::: Records supplied :::

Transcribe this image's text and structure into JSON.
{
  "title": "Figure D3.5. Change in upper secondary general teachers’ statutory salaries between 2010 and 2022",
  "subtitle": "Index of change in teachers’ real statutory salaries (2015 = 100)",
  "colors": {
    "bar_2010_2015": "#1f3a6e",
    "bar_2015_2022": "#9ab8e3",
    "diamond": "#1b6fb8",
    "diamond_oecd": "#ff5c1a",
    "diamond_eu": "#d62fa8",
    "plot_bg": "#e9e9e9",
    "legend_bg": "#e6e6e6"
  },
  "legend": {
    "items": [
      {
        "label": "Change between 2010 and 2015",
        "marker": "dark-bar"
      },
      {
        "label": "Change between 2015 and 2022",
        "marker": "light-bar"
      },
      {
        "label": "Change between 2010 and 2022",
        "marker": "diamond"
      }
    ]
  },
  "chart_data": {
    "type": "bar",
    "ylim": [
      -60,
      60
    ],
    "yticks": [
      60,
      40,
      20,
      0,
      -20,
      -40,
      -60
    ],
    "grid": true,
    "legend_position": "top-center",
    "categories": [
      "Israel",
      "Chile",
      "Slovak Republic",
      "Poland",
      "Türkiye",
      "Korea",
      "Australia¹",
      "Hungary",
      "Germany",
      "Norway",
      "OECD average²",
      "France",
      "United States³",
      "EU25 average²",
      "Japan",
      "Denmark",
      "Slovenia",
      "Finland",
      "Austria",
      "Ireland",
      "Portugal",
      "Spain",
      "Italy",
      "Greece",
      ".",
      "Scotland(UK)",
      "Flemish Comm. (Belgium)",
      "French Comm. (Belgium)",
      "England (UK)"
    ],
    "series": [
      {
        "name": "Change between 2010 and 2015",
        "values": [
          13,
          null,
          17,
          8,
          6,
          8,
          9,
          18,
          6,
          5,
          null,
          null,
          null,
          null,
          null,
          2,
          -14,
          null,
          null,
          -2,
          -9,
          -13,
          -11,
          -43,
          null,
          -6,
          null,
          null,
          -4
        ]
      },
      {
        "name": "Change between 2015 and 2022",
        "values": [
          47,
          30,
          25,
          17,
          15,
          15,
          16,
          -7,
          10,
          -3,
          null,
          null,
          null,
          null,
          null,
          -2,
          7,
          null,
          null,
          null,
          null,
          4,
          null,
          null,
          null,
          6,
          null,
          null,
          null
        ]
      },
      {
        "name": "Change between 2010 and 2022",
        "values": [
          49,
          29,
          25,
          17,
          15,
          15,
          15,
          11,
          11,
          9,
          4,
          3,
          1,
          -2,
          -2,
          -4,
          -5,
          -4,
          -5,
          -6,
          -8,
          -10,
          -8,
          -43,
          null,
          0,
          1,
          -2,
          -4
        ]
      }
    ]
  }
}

:::

- Given request -
Look for lines containing the string "salaries" and copy them all.

- Full answer -
  "title": "Figure D3.5. Change in upper secondary general teachers’ statutory salaries between 2010 and 2022",
  "subtitle": "Index of change in teachers’ real statutory salaries (2015 = 100)",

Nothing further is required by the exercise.